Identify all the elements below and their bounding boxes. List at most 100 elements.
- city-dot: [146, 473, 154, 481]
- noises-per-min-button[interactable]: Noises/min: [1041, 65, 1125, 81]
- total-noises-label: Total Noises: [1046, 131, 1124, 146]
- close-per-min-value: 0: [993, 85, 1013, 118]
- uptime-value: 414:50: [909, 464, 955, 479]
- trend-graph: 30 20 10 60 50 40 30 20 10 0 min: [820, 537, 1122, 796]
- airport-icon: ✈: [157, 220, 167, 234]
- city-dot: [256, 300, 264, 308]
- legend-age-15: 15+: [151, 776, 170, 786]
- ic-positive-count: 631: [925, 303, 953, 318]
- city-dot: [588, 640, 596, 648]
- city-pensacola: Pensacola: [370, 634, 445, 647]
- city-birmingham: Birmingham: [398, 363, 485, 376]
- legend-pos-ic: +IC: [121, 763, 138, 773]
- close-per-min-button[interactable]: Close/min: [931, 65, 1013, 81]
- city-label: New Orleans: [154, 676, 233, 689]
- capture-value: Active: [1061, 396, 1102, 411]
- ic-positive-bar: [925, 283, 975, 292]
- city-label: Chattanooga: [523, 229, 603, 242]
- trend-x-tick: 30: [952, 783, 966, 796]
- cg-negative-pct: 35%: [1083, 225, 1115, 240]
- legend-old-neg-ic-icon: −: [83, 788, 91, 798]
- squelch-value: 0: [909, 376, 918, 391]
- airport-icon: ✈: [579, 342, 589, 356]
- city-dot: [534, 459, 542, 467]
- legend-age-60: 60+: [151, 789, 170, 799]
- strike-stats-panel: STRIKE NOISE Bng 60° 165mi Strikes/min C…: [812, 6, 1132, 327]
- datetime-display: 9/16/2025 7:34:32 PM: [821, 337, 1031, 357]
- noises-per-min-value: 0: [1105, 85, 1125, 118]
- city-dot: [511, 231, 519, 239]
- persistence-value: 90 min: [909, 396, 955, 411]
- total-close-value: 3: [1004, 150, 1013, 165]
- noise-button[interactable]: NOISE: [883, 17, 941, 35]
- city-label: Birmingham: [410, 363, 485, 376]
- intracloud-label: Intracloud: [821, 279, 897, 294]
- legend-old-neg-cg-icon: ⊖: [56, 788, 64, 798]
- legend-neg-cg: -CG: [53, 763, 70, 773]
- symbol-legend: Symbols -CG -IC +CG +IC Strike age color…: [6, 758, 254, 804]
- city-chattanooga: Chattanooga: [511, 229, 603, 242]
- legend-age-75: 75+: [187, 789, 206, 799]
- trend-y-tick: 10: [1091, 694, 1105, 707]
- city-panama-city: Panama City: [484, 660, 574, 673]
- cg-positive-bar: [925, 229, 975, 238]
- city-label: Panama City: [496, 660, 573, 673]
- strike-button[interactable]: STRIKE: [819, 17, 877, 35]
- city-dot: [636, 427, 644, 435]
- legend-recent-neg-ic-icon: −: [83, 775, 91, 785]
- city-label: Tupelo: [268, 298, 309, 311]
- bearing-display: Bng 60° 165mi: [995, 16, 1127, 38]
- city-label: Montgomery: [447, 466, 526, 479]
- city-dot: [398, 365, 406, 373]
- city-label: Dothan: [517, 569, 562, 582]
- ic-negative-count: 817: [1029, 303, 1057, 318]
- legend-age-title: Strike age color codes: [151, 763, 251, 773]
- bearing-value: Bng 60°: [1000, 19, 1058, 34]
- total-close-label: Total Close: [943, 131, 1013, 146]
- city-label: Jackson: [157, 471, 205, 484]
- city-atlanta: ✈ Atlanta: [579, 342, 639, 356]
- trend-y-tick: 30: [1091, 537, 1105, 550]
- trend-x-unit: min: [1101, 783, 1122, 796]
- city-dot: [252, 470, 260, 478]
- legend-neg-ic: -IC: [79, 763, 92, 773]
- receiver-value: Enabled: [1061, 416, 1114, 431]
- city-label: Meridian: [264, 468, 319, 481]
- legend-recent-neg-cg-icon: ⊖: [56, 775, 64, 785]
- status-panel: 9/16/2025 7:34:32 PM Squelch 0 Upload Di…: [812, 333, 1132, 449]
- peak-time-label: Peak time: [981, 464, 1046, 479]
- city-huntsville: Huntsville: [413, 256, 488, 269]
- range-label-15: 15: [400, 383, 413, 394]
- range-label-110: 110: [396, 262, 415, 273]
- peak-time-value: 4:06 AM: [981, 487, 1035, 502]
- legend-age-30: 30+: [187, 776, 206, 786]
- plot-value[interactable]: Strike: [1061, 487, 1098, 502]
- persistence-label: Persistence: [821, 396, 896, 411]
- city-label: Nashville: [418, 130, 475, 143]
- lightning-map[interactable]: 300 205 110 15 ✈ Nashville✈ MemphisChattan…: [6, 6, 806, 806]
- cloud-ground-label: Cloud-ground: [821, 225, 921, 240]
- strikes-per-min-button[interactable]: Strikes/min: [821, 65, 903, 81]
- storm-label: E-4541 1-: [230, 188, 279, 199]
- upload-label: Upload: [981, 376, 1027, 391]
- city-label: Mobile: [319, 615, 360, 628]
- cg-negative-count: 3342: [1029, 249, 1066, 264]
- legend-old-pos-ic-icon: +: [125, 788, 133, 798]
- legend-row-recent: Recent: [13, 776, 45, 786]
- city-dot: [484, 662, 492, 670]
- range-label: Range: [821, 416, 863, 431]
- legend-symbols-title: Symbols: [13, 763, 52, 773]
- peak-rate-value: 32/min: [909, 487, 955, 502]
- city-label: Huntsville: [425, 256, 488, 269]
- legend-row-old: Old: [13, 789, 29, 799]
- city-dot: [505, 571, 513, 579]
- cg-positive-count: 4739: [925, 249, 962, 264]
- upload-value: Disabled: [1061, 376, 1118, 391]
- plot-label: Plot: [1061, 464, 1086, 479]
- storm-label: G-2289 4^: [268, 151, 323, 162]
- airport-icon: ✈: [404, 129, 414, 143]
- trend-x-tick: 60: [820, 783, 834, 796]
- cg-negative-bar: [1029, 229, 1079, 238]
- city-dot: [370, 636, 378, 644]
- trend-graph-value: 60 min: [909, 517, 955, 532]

Goal -> Rewrite each line of the records above as a numbered list, leaving out any blank lines.

Full answer ->
1. Identify all the elements below and their bounding boxes. List at most 100 elements.
2. - city-dot: [146, 473, 154, 481]
3. - noises-per-min-button[interactable]: Noises/min: [1041, 65, 1125, 81]
4. - total-noises-label: Total Noises: [1046, 131, 1124, 146]
5. - close-per-min-value: 0: [993, 85, 1013, 118]
6. - uptime-value: 414:50: [909, 464, 955, 479]
7. - trend-graph: 30 20 10 60 50 40 30 20 10 0 min: [820, 537, 1122, 796]
8. - airport-icon: ✈: [157, 220, 167, 234]
9. - city-dot: [256, 300, 264, 308]
10. - legend-age-15: 15+: [151, 776, 170, 786]
11. - ic-positive-count: 631: [925, 303, 953, 318]
12. - city-dot: [588, 640, 596, 648]
13. - city-pensacola: Pensacola: [370, 634, 445, 647]
14. - city-birmingham: Birmingham: [398, 363, 485, 376]
15. - legend-pos-ic: +IC: [121, 763, 138, 773]
16. - close-per-min-button[interactable]: Close/min: [931, 65, 1013, 81]
17. - city-label: New Orleans: [154, 676, 233, 689]
18. - capture-value: Active: [1061, 396, 1102, 411]
19. - ic-positive-bar: [925, 283, 975, 292]
20. - city-label: Chattanooga: [523, 229, 603, 242]
21. - trend-x-tick: 30: [952, 783, 966, 796]
22. - cg-negative-pct: 35%: [1083, 225, 1115, 240]
23. - legend-old-neg-ic-icon: −: [83, 788, 91, 798]
24. - squelch-value: 0: [909, 376, 918, 391]
25. - airport-icon: ✈: [579, 342, 589, 356]
26. - city-dot: [534, 459, 542, 467]
27. - legend-age-60: 60+: [151, 789, 170, 799]
28. - strike-stats-panel: STRIKE NOISE Bng 60° 165mi Strikes/min C…: [812, 6, 1132, 327]
29. - datetime-display: 9/16/2025 7:34:32 PM: [821, 337, 1031, 357]
30. - noises-per-min-value: 0: [1105, 85, 1125, 118]
31. - city-dot: [511, 231, 519, 239]
32. - persistence-value: 90 min: [909, 396, 955, 411]
33. - total-close-value: 3: [1004, 150, 1013, 165]
34. - noise-button[interactable]: NOISE: [883, 17, 941, 35]
35. - city-label: Birmingham: [410, 363, 485, 376]
36. - intracloud-label: Intracloud: [821, 279, 897, 294]
37. - legend-old-neg-cg-icon: ⊖: [56, 788, 64, 798]
38. - legend-neg-cg: -CG: [53, 763, 70, 773]
39. - symbol-legend: Symbols -CG -IC +CG +IC Strike age color…: [6, 758, 254, 804]
40. - city-chattanooga: Chattanooga: [511, 229, 603, 242]
41. - legend-age-75: 75+: [187, 789, 206, 799]
42. - trend-y-tick: 10: [1091, 694, 1105, 707]
43. - city-panama-city: Panama City: [484, 660, 574, 673]
44. - cg-positive-bar: [925, 229, 975, 238]
45. - city-label: Panama City: [496, 660, 573, 673]
46. - strike-button[interactable]: STRIKE: [819, 17, 877, 35]
47. - city-dot: [636, 427, 644, 435]
48. - legend-recent-neg-ic-icon: −: [83, 775, 91, 785]
49. - city-label: Tupelo: [268, 298, 309, 311]
50. - bearing-display: Bng 60° 165mi: [995, 16, 1127, 38]
51. - city-label: Montgomery: [447, 466, 526, 479]
52. - city-dot: [398, 365, 406, 373]
53. - city-label: Dothan: [517, 569, 562, 582]
54. - ic-negative-count: 817: [1029, 303, 1057, 318]
55. - legend-age-title: Strike age color codes: [151, 763, 251, 773]
56. - bearing-value: Bng 60°: [1000, 19, 1058, 34]
57. - total-close-label: Total Close: [943, 131, 1013, 146]
58. - city-label: Jackson: [157, 471, 205, 484]
59. - city-atlanta: ✈ Atlanta: [579, 342, 639, 356]
60. - trend-y-tick: 30: [1091, 537, 1105, 550]
61. - trend-x-unit: min: [1101, 783, 1122, 796]
62. - city-dot: [252, 470, 260, 478]
63. - legend-neg-ic: -IC: [79, 763, 92, 773]
64. - receiver-value: Enabled: [1061, 416, 1114, 431]
65. - city-label: Meridian: [264, 468, 319, 481]
66. - legend-recent-neg-cg-icon: ⊖: [56, 775, 64, 785]
67. - status-panel: 9/16/2025 7:34:32 PM Squelch 0 Upload Di…: [812, 333, 1132, 449]
68. - peak-time-label: Peak time: [981, 464, 1046, 479]
69. - city-huntsville: Huntsville: [413, 256, 488, 269]
70. - range-label-15: 15: [400, 383, 413, 394]
71. - range-label-110: 110: [396, 262, 415, 273]
72. - peak-time-value: 4:06 AM: [981, 487, 1035, 502]
73. - legend-age-30: 30+: [187, 776, 206, 786]
74. - plot-value[interactable]: Strike: [1061, 487, 1098, 502]
75. - persistence-label: Persistence: [821, 396, 896, 411]
76. - city-label: Nashville: [418, 130, 475, 143]
77. - lightning-map[interactable]: 300 205 110 15 ✈ Nashville✈ MemphisChattan…: [6, 6, 806, 806]
78. - cloud-ground-label: Cloud-ground: [821, 225, 921, 240]
79. - strikes-per-min-button[interactable]: Strikes/min: [821, 65, 903, 81]
80. - storm-label: E-4541 1-: [230, 188, 279, 199]
81. - upload-label: Upload: [981, 376, 1027, 391]
82. - city-label: Mobile: [319, 615, 360, 628]
83. - cg-negative-count: 3342: [1029, 249, 1066, 264]
84. - legend-old-pos-ic-icon: +: [125, 788, 133, 798]
85. - legend-row-recent: Recent: [13, 776, 45, 786]
86. - city-dot: [484, 662, 492, 670]
87. - range-label: Range: [821, 416, 863, 431]
88. - legend-symbols-title: Symbols: [13, 763, 52, 773]
89. - peak-rate-value: 32/min: [909, 487, 955, 502]
90. - city-label: Huntsville: [425, 256, 488, 269]
91. - legend-row-old: Old: [13, 789, 29, 799]
92. - city-dot: [505, 571, 513, 579]
93. - cg-positive-count: 4739: [925, 249, 962, 264]
94. - upload-value: Disabled: [1061, 376, 1118, 391]
95. - plot-label: Plot: [1061, 464, 1086, 479]
96. - storm-label: G-2289 4^: [268, 151, 323, 162]
97. - airport-icon: ✈: [404, 129, 414, 143]
98. - trend-x-tick: 60: [820, 783, 834, 796]
99. - cg-negative-bar: [1029, 229, 1079, 238]
100. - city-dot: [370, 636, 378, 644]
101. - trend-graph-value: 60 min: [909, 517, 955, 532]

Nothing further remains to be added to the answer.